Task brief: Omit the pictures, then reproduce every remaining record exactly.

__________

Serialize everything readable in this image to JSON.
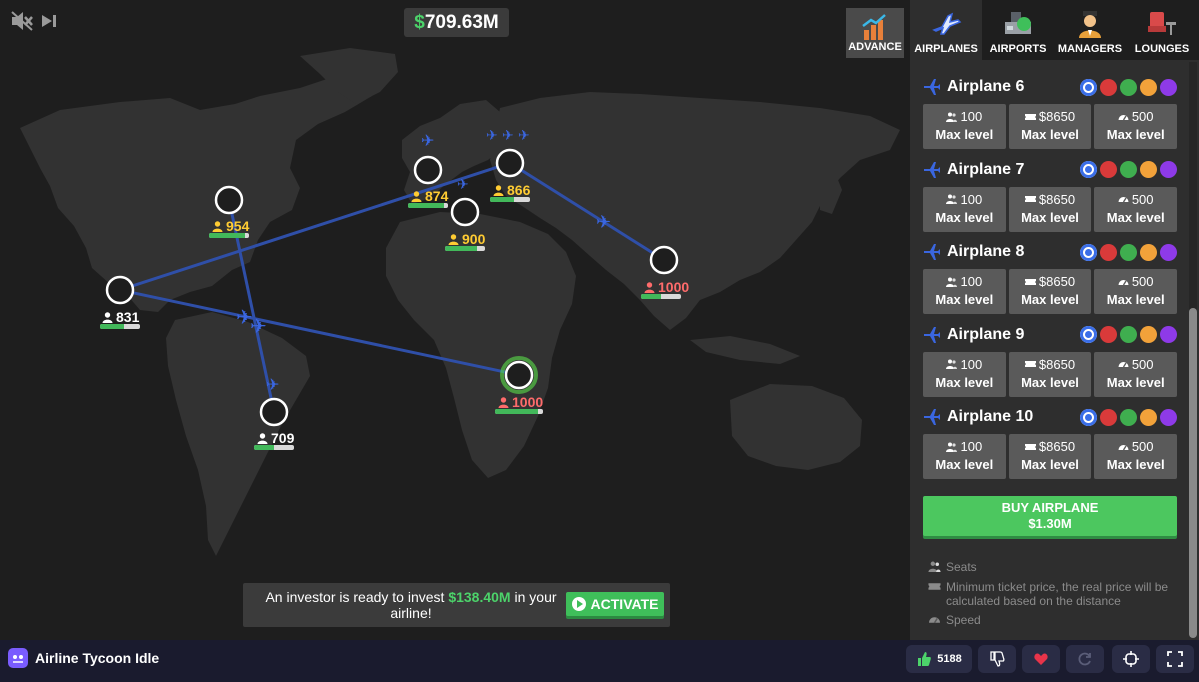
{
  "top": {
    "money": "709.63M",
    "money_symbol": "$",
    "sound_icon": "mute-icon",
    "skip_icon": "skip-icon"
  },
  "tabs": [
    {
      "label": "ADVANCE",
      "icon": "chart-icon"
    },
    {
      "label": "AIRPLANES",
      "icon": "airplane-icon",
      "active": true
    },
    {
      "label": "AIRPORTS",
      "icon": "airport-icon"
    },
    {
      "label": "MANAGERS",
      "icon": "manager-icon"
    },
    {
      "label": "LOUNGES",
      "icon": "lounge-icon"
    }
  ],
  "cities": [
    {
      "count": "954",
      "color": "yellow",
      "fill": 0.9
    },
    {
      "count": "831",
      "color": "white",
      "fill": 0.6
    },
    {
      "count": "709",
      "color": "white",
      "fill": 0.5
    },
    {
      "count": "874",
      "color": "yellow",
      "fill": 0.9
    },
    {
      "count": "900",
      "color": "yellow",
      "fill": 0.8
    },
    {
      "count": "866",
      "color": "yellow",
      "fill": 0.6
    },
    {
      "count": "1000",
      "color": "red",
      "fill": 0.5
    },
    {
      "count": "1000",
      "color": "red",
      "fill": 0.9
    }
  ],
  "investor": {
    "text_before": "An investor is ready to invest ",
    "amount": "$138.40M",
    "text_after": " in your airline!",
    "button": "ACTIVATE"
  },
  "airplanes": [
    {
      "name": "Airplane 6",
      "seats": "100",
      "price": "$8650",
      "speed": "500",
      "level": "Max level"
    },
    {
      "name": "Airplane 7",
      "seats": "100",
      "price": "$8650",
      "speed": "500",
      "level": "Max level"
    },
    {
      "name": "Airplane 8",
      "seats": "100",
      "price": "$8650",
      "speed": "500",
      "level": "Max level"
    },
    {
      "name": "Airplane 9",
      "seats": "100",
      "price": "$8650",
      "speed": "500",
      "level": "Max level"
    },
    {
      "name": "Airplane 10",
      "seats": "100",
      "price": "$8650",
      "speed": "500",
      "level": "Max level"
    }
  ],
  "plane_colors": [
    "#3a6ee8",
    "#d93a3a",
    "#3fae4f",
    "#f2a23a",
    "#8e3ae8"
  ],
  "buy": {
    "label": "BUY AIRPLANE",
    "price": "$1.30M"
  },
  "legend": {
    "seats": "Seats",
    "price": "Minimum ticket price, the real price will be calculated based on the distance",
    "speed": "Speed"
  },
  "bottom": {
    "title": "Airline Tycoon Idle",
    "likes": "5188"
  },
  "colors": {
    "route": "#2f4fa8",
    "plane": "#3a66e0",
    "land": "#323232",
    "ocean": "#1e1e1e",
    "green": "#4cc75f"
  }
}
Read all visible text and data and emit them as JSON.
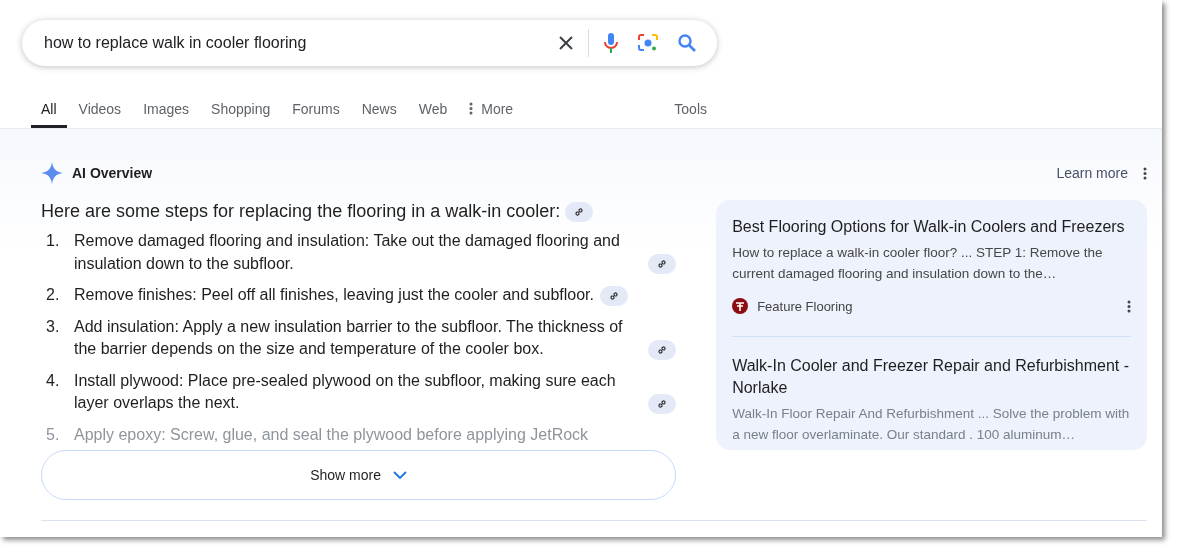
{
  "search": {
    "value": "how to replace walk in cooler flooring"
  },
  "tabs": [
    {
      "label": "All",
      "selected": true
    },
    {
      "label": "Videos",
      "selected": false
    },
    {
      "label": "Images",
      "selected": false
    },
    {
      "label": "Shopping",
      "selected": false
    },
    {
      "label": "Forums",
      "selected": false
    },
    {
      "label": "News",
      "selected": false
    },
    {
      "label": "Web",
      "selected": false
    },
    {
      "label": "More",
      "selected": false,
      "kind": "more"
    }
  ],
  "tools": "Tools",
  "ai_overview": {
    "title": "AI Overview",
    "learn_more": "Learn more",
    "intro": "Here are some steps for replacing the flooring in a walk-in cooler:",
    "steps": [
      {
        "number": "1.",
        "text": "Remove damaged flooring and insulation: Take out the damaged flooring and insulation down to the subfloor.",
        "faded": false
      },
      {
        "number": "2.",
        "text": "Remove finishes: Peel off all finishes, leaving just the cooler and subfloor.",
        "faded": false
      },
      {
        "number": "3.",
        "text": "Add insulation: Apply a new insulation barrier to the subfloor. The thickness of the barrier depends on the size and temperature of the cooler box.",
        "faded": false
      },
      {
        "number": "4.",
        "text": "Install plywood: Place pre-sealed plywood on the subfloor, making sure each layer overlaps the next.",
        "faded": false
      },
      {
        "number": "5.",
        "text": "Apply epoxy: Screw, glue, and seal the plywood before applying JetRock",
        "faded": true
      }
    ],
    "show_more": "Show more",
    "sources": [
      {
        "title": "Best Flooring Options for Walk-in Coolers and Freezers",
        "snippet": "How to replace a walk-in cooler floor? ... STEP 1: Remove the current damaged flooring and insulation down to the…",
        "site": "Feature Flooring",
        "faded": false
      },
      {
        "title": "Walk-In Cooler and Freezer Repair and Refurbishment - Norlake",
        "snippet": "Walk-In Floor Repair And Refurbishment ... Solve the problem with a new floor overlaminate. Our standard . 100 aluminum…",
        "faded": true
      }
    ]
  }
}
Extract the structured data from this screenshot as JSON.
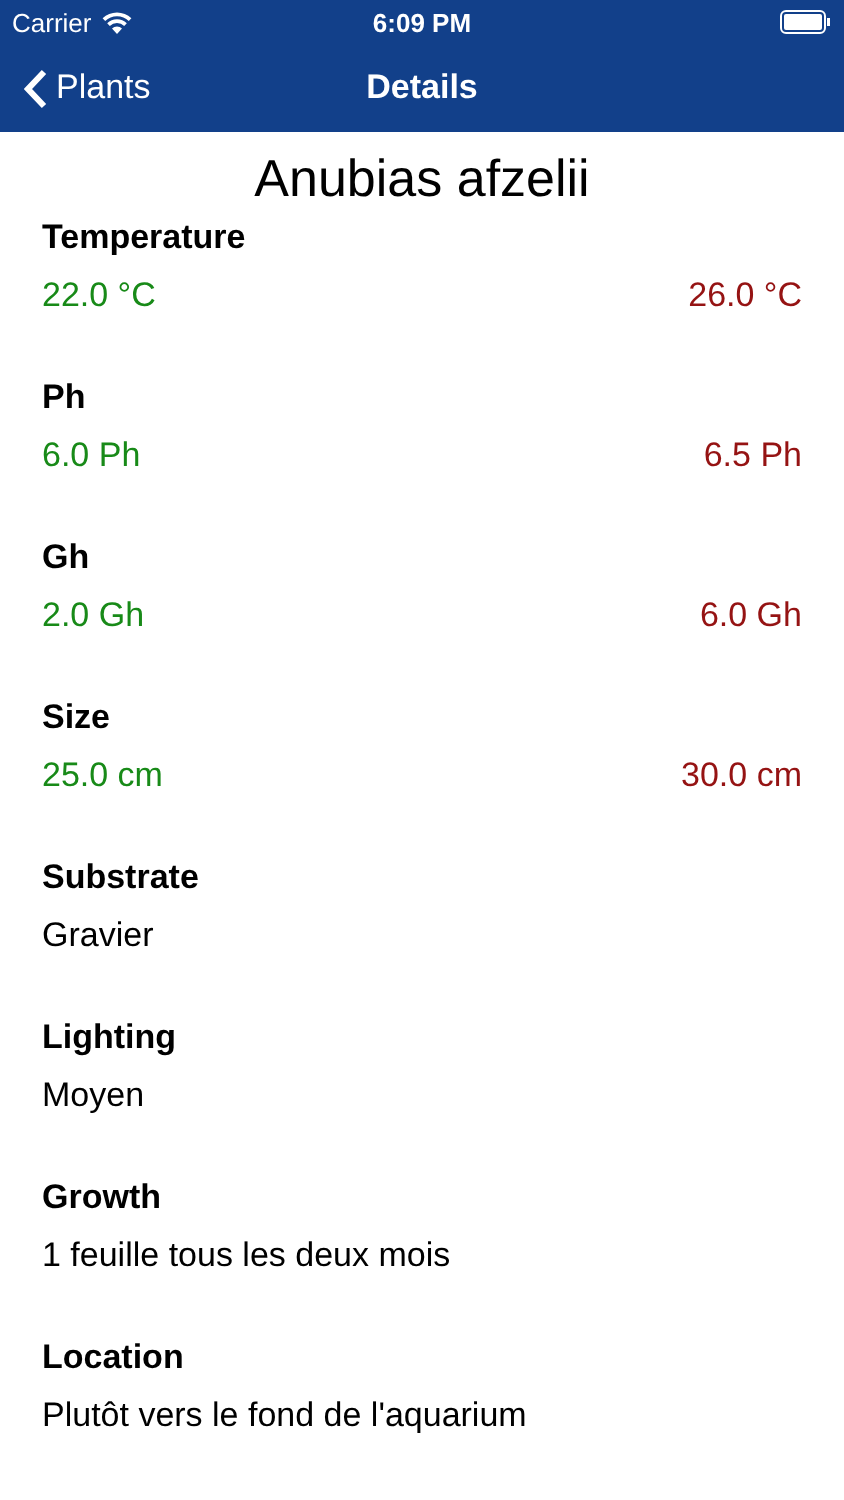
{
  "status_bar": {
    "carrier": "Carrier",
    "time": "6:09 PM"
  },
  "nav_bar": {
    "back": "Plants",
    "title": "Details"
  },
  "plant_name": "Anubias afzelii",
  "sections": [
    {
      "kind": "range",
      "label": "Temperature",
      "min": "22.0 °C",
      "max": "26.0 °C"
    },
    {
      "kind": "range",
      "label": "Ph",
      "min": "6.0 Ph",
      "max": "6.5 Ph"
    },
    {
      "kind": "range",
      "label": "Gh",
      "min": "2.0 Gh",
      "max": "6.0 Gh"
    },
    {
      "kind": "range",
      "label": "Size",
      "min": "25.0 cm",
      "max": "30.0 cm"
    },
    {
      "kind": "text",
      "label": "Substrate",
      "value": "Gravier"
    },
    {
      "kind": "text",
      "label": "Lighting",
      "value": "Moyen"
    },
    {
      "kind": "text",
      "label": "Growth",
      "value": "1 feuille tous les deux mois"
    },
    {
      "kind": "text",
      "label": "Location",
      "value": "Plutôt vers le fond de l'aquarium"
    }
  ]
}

__________

Solution below:
Serialize everything readable in this image to JSON.
{
  "top": {
    "money": "709.63M",
    "money_symbol": "$",
    "sound_icon": "mute-icon",
    "skip_icon": "skip-icon"
  },
  "tabs": [
    {
      "label": "ADVANCE",
      "icon": "chart-icon"
    },
    {
      "label": "AIRPLANES",
      "icon": "airplane-icon",
      "active": true
    },
    {
      "label": "AIRPORTS",
      "icon": "airport-icon"
    },
    {
      "label": "MANAGERS",
      "icon": "manager-icon"
    },
    {
      "label": "LOUNGES",
      "icon": "lounge-icon"
    }
  ],
  "cities": [
    {
      "count": "954",
      "color": "yellow",
      "fill": 0.9
    },
    {
      "count": "831",
      "color": "white",
      "fill": 0.6
    },
    {
      "count": "709",
      "color": "white",
      "fill": 0.5
    },
    {
      "count": "874",
      "color": "yellow",
      "fill": 0.9
    },
    {
      "count": "900",
      "color": "yellow",
      "fill": 0.8
    },
    {
      "count": "866",
      "color": "yellow",
      "fill": 0.6
    },
    {
      "count": "1000",
      "color": "red",
      "fill": 0.5
    },
    {
      "count": "1000",
      "color": "red",
      "fill": 0.9
    }
  ],
  "investor": {
    "text_before": "An investor is ready to invest ",
    "amount": "$138.40M",
    "text_after": " in your airline!",
    "button": "ACTIVATE"
  },
  "airplanes": [
    {
      "name": "Airplane 6",
      "seats": "100",
      "price": "$8650",
      "speed": "500",
      "level": "Max level"
    },
    {
      "name": "Airplane 7",
      "seats": "100",
      "price": "$8650",
      "speed": "500",
      "level": "Max level"
    },
    {
      "name": "Airplane 8",
      "seats": "100",
      "price": "$8650",
      "speed": "500",
      "level": "Max level"
    },
    {
      "name": "Airplane 9",
      "seats": "100",
      "price": "$8650",
      "speed": "500",
      "level": "Max level"
    },
    {
      "name": "Airplane 10",
      "seats": "100",
      "price": "$8650",
      "speed": "500",
      "level": "Max level"
    }
  ],
  "plane_colors": [
    "#3a6ee8",
    "#d93a3a",
    "#3fae4f",
    "#f2a23a",
    "#8e3ae8"
  ],
  "buy": {
    "label": "BUY AIRPLANE",
    "price": "$1.30M"
  },
  "legend": {
    "seats": "Seats",
    "price": "Minimum ticket price, the real price will be calculated based on the distance",
    "speed": "Speed"
  },
  "bottom": {
    "title": "Airline Tycoon Idle",
    "likes": "5188"
  },
  "colors": {
    "route": "#2f4fa8",
    "plane": "#3a66e0",
    "land": "#323232",
    "ocean": "#1e1e1e",
    "green": "#4cc75f"
  }
}
Read all visible text and data and emit them as JSON.
{
  "search": {
    "value": "how to replace walk in cooler flooring"
  },
  "tabs": [
    {
      "label": "All",
      "selected": true
    },
    {
      "label": "Videos",
      "selected": false
    },
    {
      "label": "Images",
      "selected": false
    },
    {
      "label": "Shopping",
      "selected": false
    },
    {
      "label": "Forums",
      "selected": false
    },
    {
      "label": "News",
      "selected": false
    },
    {
      "label": "Web",
      "selected": false
    },
    {
      "label": "More",
      "selected": false,
      "kind": "more"
    }
  ],
  "tools": "Tools",
  "ai_overview": {
    "title": "AI Overview",
    "learn_more": "Learn more",
    "intro": "Here are some steps for replacing the flooring in a walk-in cooler:",
    "steps": [
      {
        "number": "1.",
        "text": "Remove damaged flooring and insulation: Take out the damaged flooring and insulation down to the subfloor.",
        "faded": false
      },
      {
        "number": "2.",
        "text": "Remove finishes: Peel off all finishes, leaving just the cooler and subfloor.",
        "faded": false
      },
      {
        "number": "3.",
        "text": "Add insulation: Apply a new insulation barrier to the subfloor. The thickness of the barrier depends on the size and temperature of the cooler box.",
        "faded": false
      },
      {
        "number": "4.",
        "text": "Install plywood: Place pre-sealed plywood on the subfloor, making sure each layer overlaps the next.",
        "faded": false
      },
      {
        "number": "5.",
        "text": "Apply epoxy: Screw, glue, and seal the plywood before applying JetRock",
        "faded": true
      }
    ],
    "show_more": "Show more",
    "sources": [
      {
        "title": "Best Flooring Options for Walk-in Coolers and Freezers",
        "snippet": "How to replace a walk-in cooler floor? ... STEP 1: Remove the current damaged flooring and insulation down to the…",
        "site": "Feature Flooring",
        "faded": false
      },
      {
        "title": "Walk-In Cooler and Freezer Repair and Refurbishment - Norlake",
        "snippet": "Walk-In Floor Repair And Refurbishment ... Solve the problem with a new floor overlaminate. Our standard . 100 aluminum…",
        "faded": true
      }
    ]
  }
}
Extract the structured data from this screenshot as JSON.
{
  "status_bar": {
    "carrier": "Carrier",
    "time": "6:09 PM"
  },
  "nav_bar": {
    "back": "Plants",
    "title": "Details"
  },
  "plant_name": "Anubias afzelii",
  "sections": [
    {
      "kind": "range",
      "label": "Temperature",
      "min": "22.0 °C",
      "max": "26.0 °C"
    },
    {
      "kind": "range",
      "label": "Ph",
      "min": "6.0 Ph",
      "max": "6.5 Ph"
    },
    {
      "kind": "range",
      "label": "Gh",
      "min": "2.0 Gh",
      "max": "6.0 Gh"
    },
    {
      "kind": "range",
      "label": "Size",
      "min": "25.0 cm",
      "max": "30.0 cm"
    },
    {
      "kind": "text",
      "label": "Substrate",
      "value": "Gravier"
    },
    {
      "kind": "text",
      "label": "Lighting",
      "value": "Moyen"
    },
    {
      "kind": "text",
      "label": "Growth",
      "value": "1 feuille tous les deux mois"
    },
    {
      "kind": "text",
      "label": "Location",
      "value": "Plutôt vers le fond de l'aquarium"
    }
  ]
}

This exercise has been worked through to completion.